TASK DESCRIPTION: Look through the records that follow. Copy every line containing the word "with".

# # # # # # #

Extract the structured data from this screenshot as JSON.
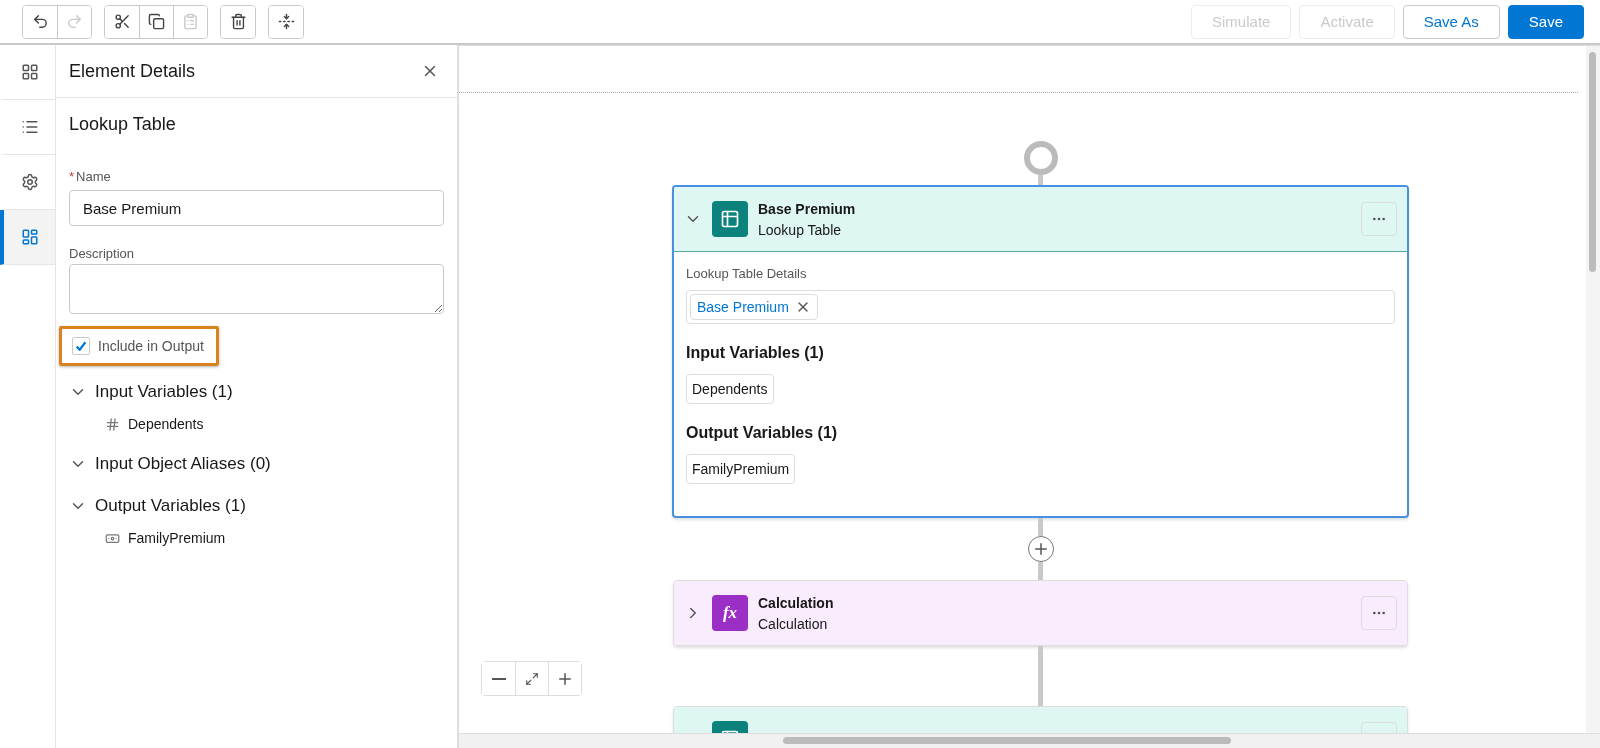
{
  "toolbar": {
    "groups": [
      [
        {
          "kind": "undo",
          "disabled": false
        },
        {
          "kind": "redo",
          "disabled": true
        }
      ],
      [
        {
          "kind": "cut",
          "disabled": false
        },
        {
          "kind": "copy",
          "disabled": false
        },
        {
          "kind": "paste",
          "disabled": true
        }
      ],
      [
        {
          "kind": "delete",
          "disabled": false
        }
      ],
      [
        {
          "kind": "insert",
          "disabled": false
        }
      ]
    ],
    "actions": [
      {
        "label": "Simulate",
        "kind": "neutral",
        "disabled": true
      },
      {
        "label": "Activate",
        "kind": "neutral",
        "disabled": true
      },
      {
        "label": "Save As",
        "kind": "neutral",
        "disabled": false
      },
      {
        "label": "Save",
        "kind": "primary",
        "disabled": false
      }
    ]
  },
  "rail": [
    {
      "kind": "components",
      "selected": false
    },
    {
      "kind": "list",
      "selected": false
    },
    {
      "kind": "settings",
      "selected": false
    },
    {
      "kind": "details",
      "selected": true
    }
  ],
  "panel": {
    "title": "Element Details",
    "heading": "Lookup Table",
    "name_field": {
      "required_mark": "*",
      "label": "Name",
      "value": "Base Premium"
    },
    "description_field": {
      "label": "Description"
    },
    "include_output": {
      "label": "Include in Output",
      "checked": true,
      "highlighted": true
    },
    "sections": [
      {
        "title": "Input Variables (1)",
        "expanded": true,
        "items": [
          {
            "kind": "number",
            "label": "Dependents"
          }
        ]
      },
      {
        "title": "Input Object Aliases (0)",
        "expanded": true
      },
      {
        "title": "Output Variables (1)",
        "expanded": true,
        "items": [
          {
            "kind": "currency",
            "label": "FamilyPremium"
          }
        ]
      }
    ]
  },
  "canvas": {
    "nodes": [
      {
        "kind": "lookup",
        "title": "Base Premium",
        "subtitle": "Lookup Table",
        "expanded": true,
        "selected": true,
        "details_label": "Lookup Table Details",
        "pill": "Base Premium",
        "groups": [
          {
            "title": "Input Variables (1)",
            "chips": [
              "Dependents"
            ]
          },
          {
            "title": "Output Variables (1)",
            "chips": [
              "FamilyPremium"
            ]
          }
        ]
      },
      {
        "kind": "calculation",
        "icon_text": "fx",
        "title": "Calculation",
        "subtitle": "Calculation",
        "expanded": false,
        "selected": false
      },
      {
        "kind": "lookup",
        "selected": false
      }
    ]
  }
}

# # # # # # #

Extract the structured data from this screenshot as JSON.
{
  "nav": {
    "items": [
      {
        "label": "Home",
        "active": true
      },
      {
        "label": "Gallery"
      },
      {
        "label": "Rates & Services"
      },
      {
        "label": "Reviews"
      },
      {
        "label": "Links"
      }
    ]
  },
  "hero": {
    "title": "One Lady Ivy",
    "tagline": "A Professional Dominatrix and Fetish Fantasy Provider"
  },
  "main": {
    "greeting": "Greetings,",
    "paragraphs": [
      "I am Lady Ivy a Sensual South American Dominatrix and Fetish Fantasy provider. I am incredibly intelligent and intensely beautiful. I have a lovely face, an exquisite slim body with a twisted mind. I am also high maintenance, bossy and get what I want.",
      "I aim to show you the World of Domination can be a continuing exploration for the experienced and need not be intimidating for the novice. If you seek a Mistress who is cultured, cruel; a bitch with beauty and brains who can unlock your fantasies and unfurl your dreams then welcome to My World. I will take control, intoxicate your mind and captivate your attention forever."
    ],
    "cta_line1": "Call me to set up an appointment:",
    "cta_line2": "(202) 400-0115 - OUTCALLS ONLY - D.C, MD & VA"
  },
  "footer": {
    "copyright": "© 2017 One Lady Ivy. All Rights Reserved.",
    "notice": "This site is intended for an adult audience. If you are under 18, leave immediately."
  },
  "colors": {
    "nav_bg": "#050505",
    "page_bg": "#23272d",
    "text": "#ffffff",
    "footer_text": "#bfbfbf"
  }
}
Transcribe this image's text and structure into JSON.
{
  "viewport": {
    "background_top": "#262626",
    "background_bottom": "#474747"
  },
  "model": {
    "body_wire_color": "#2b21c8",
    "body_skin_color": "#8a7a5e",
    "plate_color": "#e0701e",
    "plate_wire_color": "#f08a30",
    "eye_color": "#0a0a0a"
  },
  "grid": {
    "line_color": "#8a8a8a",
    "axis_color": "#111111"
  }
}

# # # # # # #

EXPECTED OUTPUT:
      "I am Lady Ivy a Sensual South American Dominatrix and Fetish Fantasy provider. I am incredibly intelligent and intensely beautiful. I have a lovely face, an exquisite slim body with a twisted mind. I am also high maintenance, bossy and get what I want.",
      "I aim to show you the World of Domination can be a continuing exploration for the experienced and need not be intimidating for the novice. If you seek a Mistress who is cultured, cruel; a bitch with beauty and brains who can unlock your fantasies and unfurl your dreams then welcome to My World. I will take control, intoxicate your mind and captivate your attention forever."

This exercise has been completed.